MATERIAL SHOWN =
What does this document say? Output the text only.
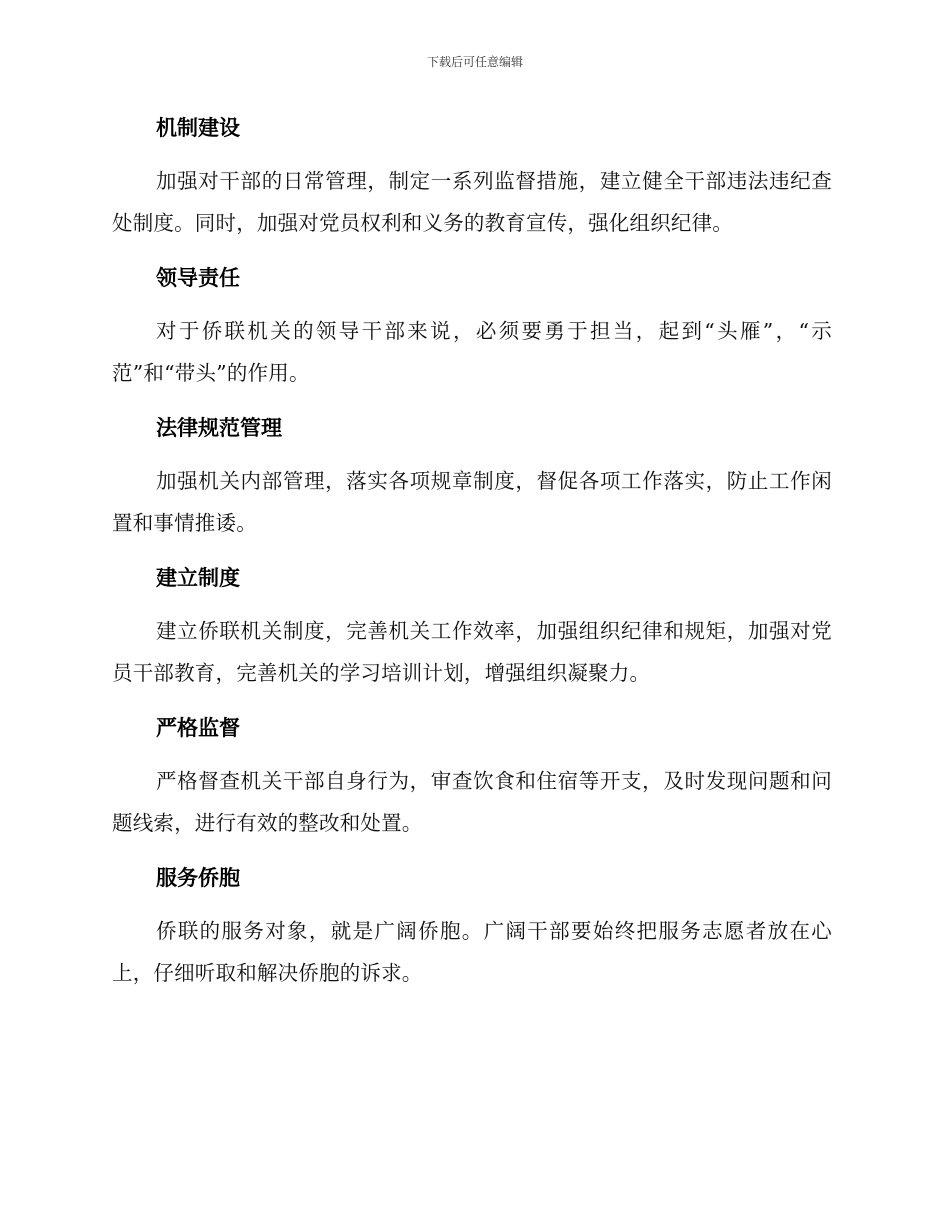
下载后可任意编辑
机制建设

加强对干部的日常管理，制定一系列监督措施，建立健全干部违法违纪查处制度。同时，加强对党员权利和义务的教育宣传，强化组织纪律。

领导责任

对于侨联机关的领导干部来说，必须要勇于担当，起到“头雁”，“示范”和“带头”的作用。

法律规范管理

加强机关内部管理，落实各项规章制度，督促各项工作落实，防止工作闲置和事情推诿。

建立制度

建立侨联机关制度，完善机关工作效率，加强组织纪律和规矩，加强对党员干部教育，完善机关的学习培训计划，增强组织凝聚力。

严格监督

严格督查机关干部自身行为，审查饮食和住宿等开支，及时发现问题和问题线索，进行有效的整改和处置。

服务侨胞

侨联的服务对象，就是广阔侨胞。广阔干部要始终把服务志愿者放在心上，仔细听取和解决侨胞的诉求。
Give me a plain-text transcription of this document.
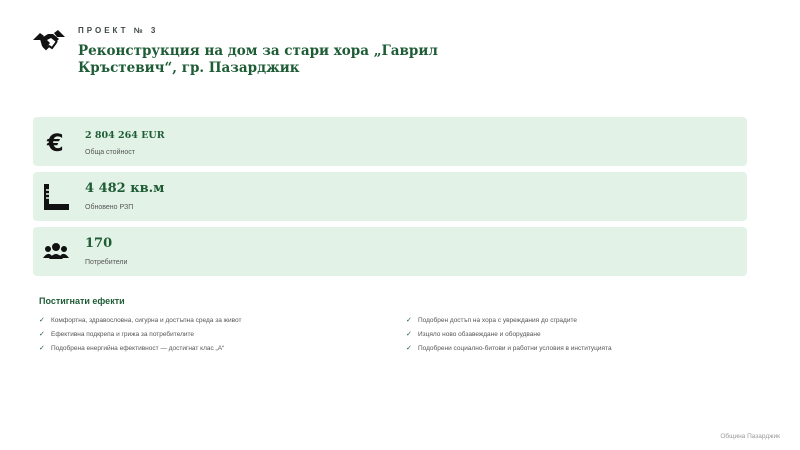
ПРОЕКТ № 3
Реконструкция на дом за стари хора „Гаврил Кръстевич“, гр. Пазарджик
€ 2 804 264 EUR
Обща стойност
4 482 кв.м
Обновено РЗП
170
Потребители
Постигнати ефекти
✓ Комфортна, здравословна, сигурна и достъпна среда за живот
✓ Ефективна подкрепа и грижа за потребителите
✓ Подобрена енергийна ефективност — достигнат клас „А“
✓ Подобрен достъп на хора с увреждания до сградите
✓ Изцяло ново обзавеждане и оборудване
✓ Подобрени социално-битови и работни условия в институцията
Община Пазарджик
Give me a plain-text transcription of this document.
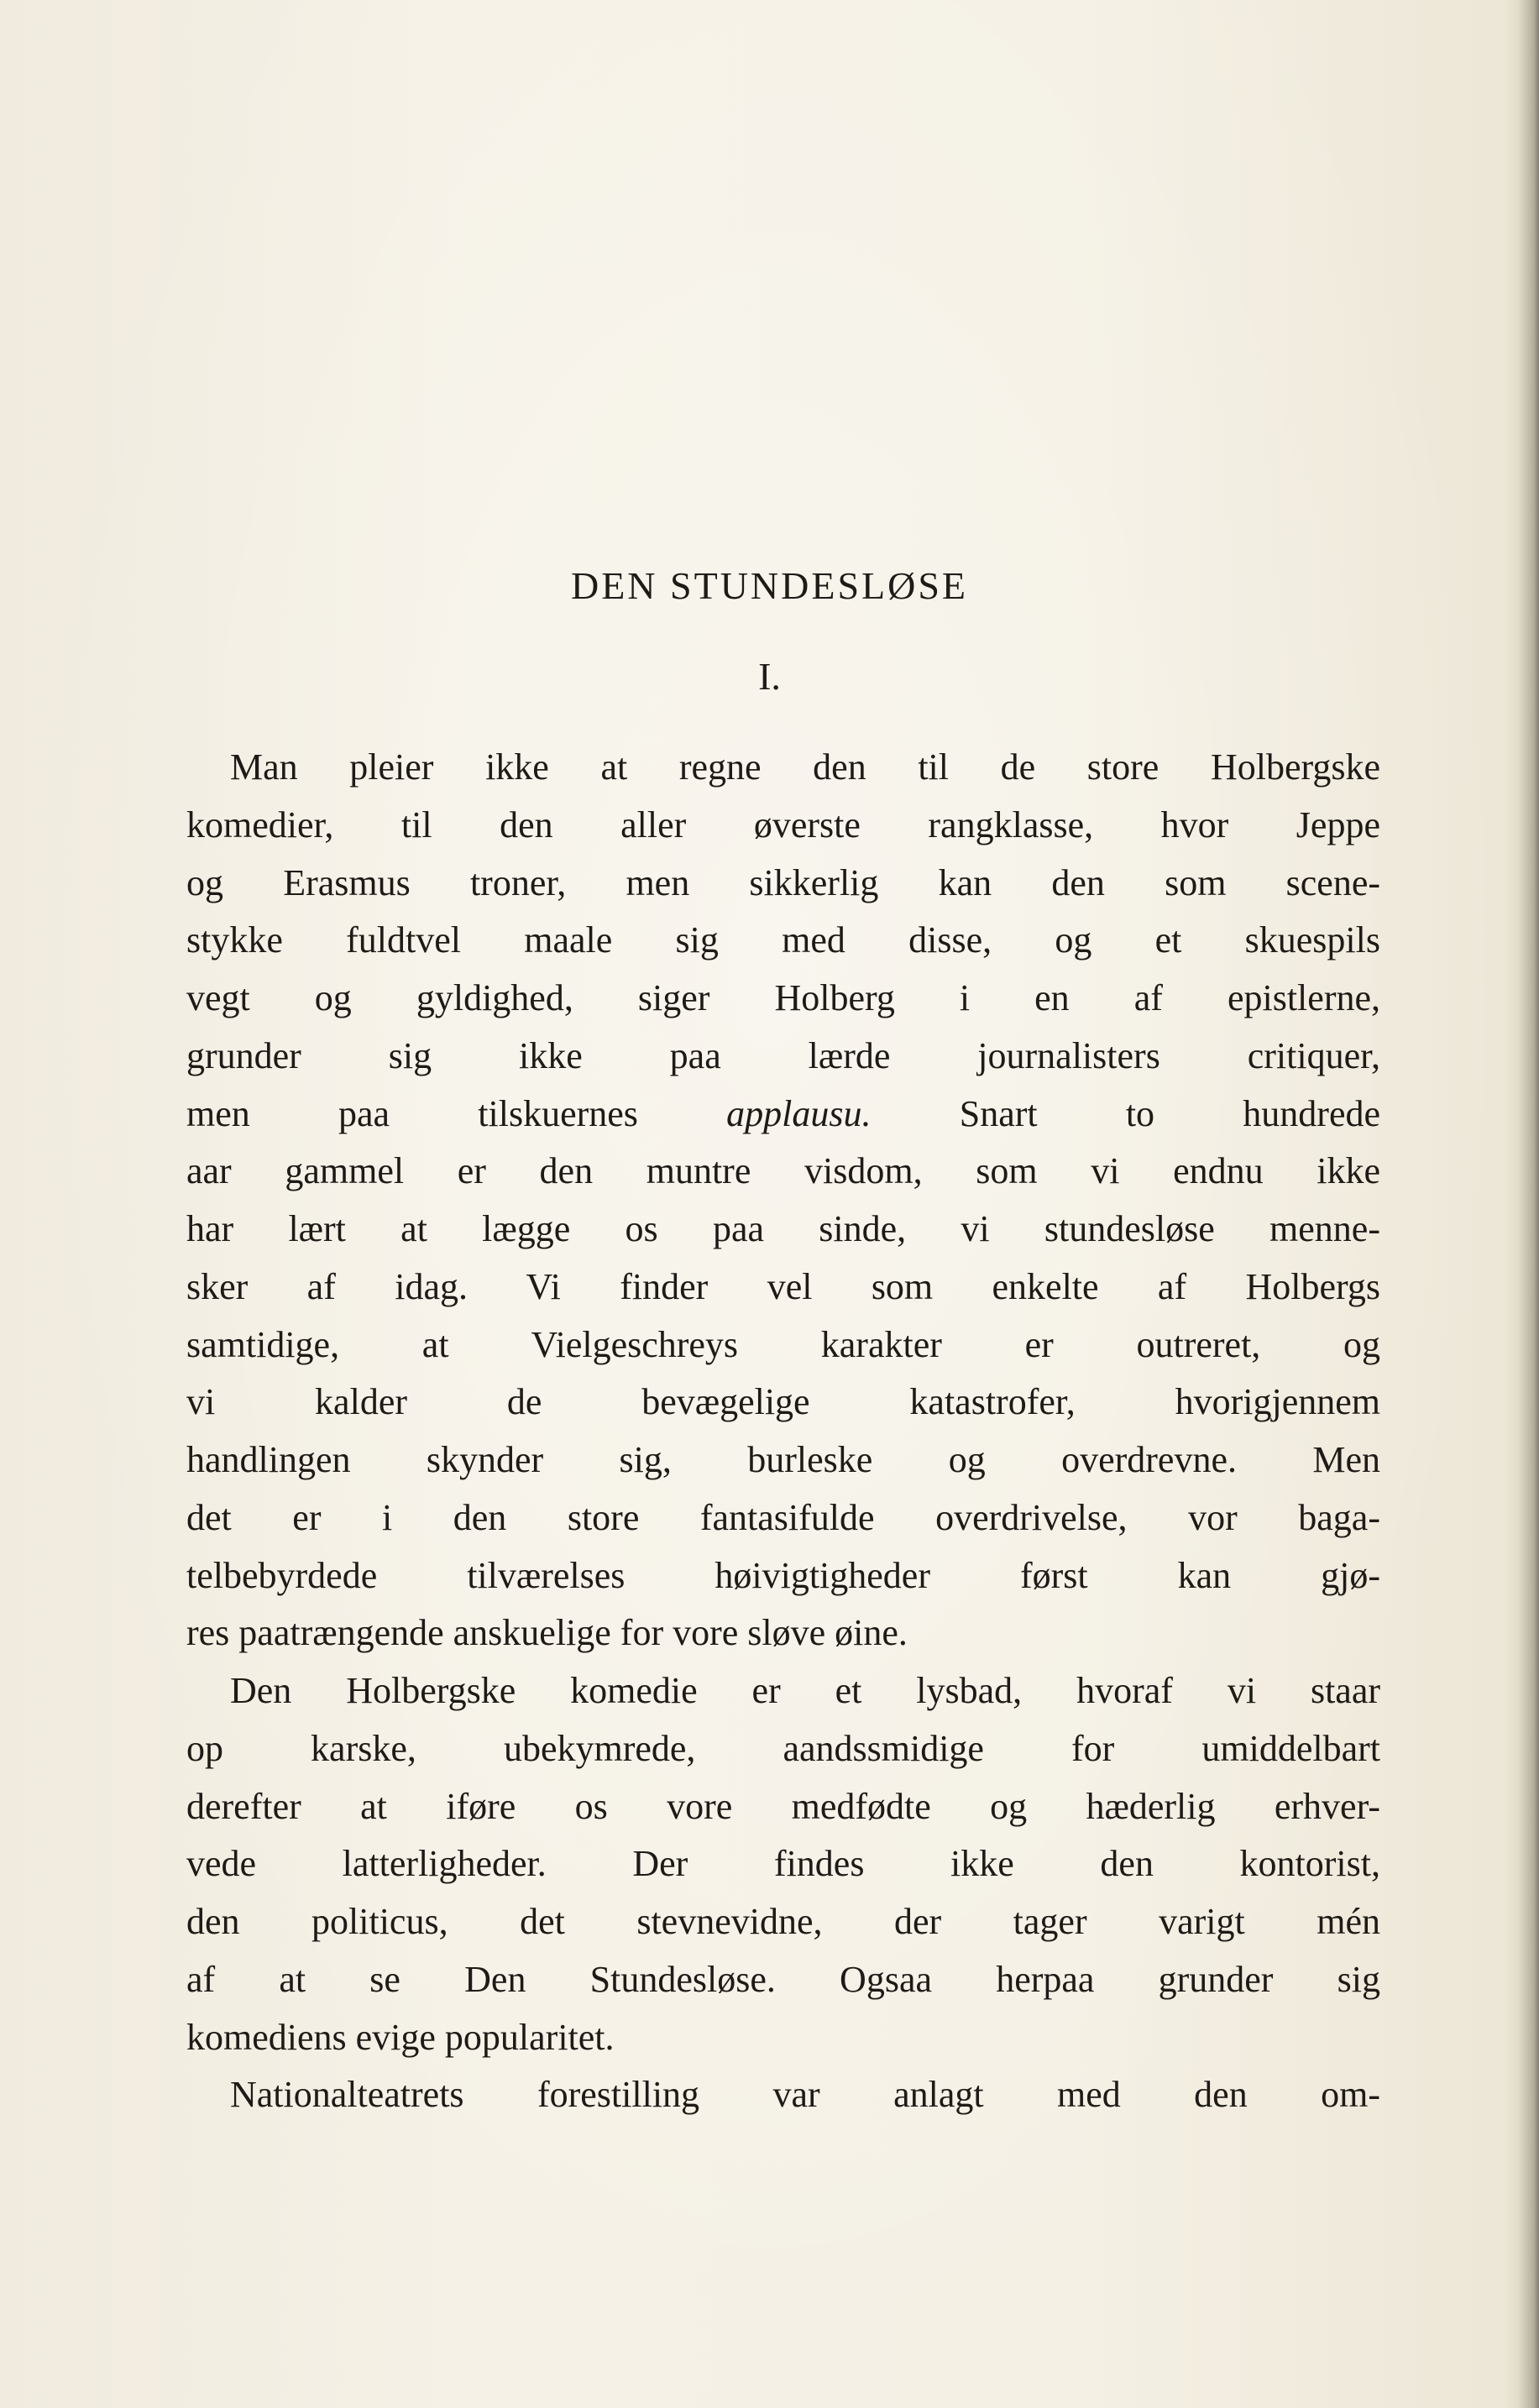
DEN STUNDESLØSE
I.
Man pleier ikke at regne den til de store Holbergske
komedier, til den aller øverste rangklasse, hvor Jeppe
og Erasmus troner, men sikkerlig kan den som scene-
stykke fuldtvel maale sig med disse, og et skuespils
vegt og gyldighed, siger Holberg i en af epistlerne,
grunder sig ikke paa lærde journalisters critiquer,
men paa tilskuernes applausu. Snart to hundrede
aar gammel er den muntre visdom, som vi endnu ikke
har lært at lægge os paa sinde, vi stundesløse menne-
sker af idag. Vi finder vel som enkelte af Holbergs
samtidige, at Vielgeschreys karakter er outreret, og
vi kalder de bevægelige katastrofer, hvorigjennem
handlingen skynder sig, burleske og overdrevne. Men
det er i den store fantasifulde overdrivelse, vor baga-
telbebyrdede tilværelses høivigtigheder først kan gjø-
res paatrængende anskuelige for vore sløve øine.
Den Holbergske komedie er et lysbad, hvoraf vi staar
op karske, ubekymrede, aandssmidige for umiddelbart
derefter at iføre os vore medfødte og hæderlig erhver-
vede latterligheder. Der findes ikke den kontorist,
den politicus, det stevnevidne, der tager varigt mén
af at se Den Stundesløse. Ogsaa herpaa grunder sig
komediens evige popularitet.
Nationalteatrets forestilling var anlagt med den om-
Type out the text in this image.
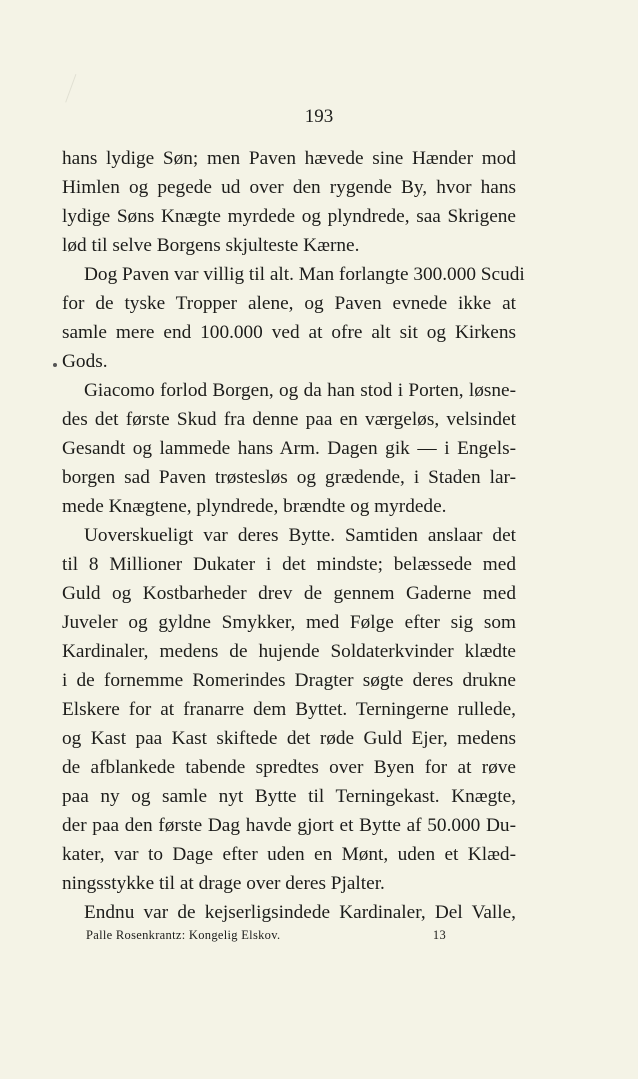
193
hans lydige Søn; men Paven hævede sine Hænder mod
Himlen og pegede ud over den rygende By, hvor hans
lydige Søns Knægte myrdede og plyndrede, saa Skrigene
lød til selve Borgens skjulteste Kærne.
Dog Paven var villig til alt. Man forlangte 300.000 Scudi
for de tyske Tropper alene, og Paven evnede ikke at
samle mere end 100.000 ved at ofre alt sit og Kirkens
Gods.
Giacomo forlod Borgen, og da han stod i Porten, løsne-
des det første Skud fra denne paa en værgeløs, velsindet
Gesandt og lammede hans Arm. Dagen gik — i Engels-
borgen sad Paven trøstesløs og grædende, i Staden lar-
mede Knægtene, plyndrede, brændte og myrdede.
Uoverskueligt var deres Bytte. Samtiden anslaar det
til 8 Millioner Dukater i det mindste; belæssede med
Guld og Kostbarheder drev de gennem Gaderne med
Juveler og gyldne Smykker, med Følge efter sig som
Kardinaler, medens de hujende Soldaterkvinder klædte
i de fornemme Romerindes Dragter søgte deres drukne
Elskere for at franarre dem Byttet. Terningerne rullede,
og Kast paa Kast skiftede det røde Guld Ejer, medens
de afblankede tabende spredtes over Byen for at røve
paa ny og samle nyt Bytte til Terningekast. Knægte,
der paa den første Dag havde gjort et Bytte af 50.000 Du-
kater, var to Dage efter uden en Mønt, uden et Klæd-
ningsstykke til at drage over deres Pjalter.
Endnu var de kejserligsindede Kardinaler, Del Valle,
Palle Rosenkrantz: Kongelig Elskov.	13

WHAT THIS TASK INVOLVES = Select and copy every line from the records that includes the word "hans".

EXERCISE SOLUTION =
hans lydige Søn; men Paven hævede sine Hænder mod
Himlen og pegede ud over den rygende By, hvor hans
Gesandt og lammede hans Arm. Dagen gik — i Engels-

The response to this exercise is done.